### TASK STATEMENT
Could you output every line of the material below word for word, leaving out the pictures?

### Items listed in a dataset

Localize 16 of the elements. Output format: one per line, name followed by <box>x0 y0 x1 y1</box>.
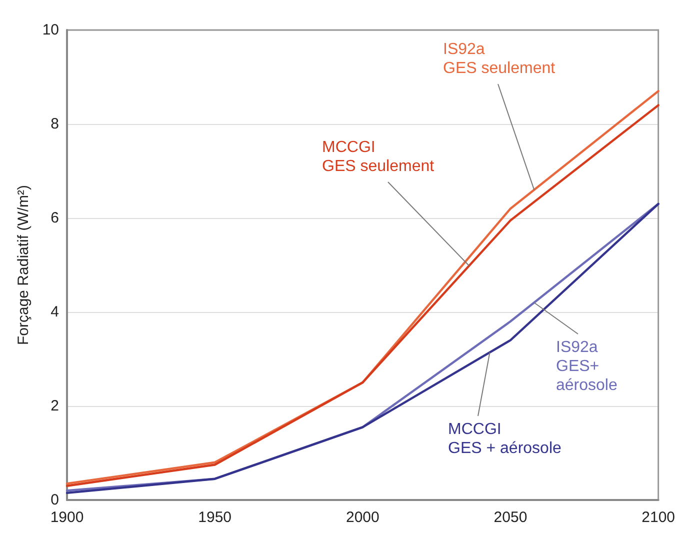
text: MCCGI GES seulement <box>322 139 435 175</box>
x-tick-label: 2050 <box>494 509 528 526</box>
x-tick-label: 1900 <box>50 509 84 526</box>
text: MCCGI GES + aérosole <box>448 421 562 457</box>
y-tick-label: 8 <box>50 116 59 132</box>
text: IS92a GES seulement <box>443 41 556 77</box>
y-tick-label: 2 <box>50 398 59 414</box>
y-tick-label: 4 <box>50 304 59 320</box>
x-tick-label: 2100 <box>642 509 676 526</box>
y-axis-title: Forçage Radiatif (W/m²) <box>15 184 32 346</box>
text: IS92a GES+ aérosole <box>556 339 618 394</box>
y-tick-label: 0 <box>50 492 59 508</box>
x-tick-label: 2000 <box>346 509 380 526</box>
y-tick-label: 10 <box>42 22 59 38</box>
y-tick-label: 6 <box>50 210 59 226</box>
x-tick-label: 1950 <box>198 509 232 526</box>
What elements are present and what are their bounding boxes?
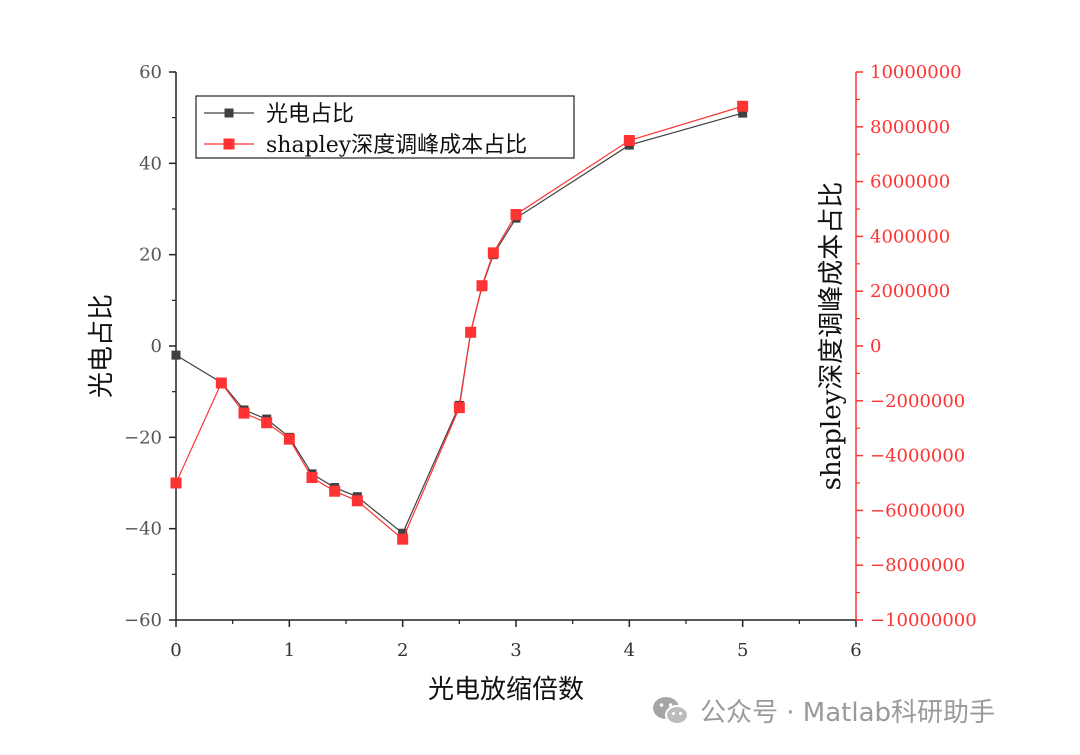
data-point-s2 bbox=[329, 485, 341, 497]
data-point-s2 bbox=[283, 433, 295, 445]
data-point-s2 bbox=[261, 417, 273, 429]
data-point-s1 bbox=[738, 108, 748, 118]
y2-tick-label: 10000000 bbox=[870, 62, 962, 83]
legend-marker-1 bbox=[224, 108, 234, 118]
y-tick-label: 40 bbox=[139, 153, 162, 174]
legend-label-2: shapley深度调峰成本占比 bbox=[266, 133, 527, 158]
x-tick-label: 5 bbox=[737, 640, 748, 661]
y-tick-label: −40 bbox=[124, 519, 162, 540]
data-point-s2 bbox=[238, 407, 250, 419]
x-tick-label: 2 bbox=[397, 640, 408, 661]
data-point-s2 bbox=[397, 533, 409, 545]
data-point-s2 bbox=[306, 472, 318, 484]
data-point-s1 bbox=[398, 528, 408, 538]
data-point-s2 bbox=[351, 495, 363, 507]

### EXERCISE RESPONSE
Localize 16 of the elements. Output format: one per line, name followed by <box>x0 y0 x1 y1</box>.
text: MCCGI GES seulement <box>322 139 435 175</box>
x-tick-label: 2050 <box>494 509 528 526</box>
x-tick-label: 1900 <box>50 509 84 526</box>
text: MCCGI GES + aérosole <box>448 421 562 457</box>
y-tick-label: 8 <box>50 116 59 132</box>
text: IS92a GES seulement <box>443 41 556 77</box>
y-tick-label: 2 <box>50 398 59 414</box>
y-tick-label: 4 <box>50 304 59 320</box>
x-tick-label: 2100 <box>642 509 676 526</box>
y-axis-title: Forçage Radiatif (W/m²) <box>15 184 32 346</box>
text: IS92a GES+ aérosole <box>556 339 618 394</box>
y-tick-label: 0 <box>50 492 59 508</box>
x-tick-label: 2000 <box>346 509 380 526</box>
y-tick-label: 10 <box>42 22 59 38</box>
y-tick-label: 6 <box>50 210 59 226</box>
x-tick-label: 1950 <box>198 509 232 526</box>
What elements are present and what are their bounding boxes?
data-point-s2 bbox=[329, 485, 341, 497]
data-point-s2 bbox=[283, 433, 295, 445]
data-point-s2 bbox=[261, 417, 273, 429]
data-point-s1 bbox=[738, 108, 748, 118]
y2-tick-label: 10000000 bbox=[870, 62, 962, 83]
legend-marker-1 bbox=[224, 108, 234, 118]
y-tick-label: 40 bbox=[139, 153, 162, 174]
legend-label-2: shapley深度调峰成本占比 bbox=[266, 133, 527, 158]
x-tick-label: 5 bbox=[737, 640, 748, 661]
y-tick-label: −40 bbox=[124, 519, 162, 540]
data-point-s2 bbox=[238, 407, 250, 419]
x-tick-label: 2 bbox=[397, 640, 408, 661]
data-point-s2 bbox=[397, 533, 409, 545]
data-point-s2 bbox=[306, 472, 318, 484]
data-point-s1 bbox=[398, 528, 408, 538]
data-point-s2 bbox=[351, 495, 363, 507]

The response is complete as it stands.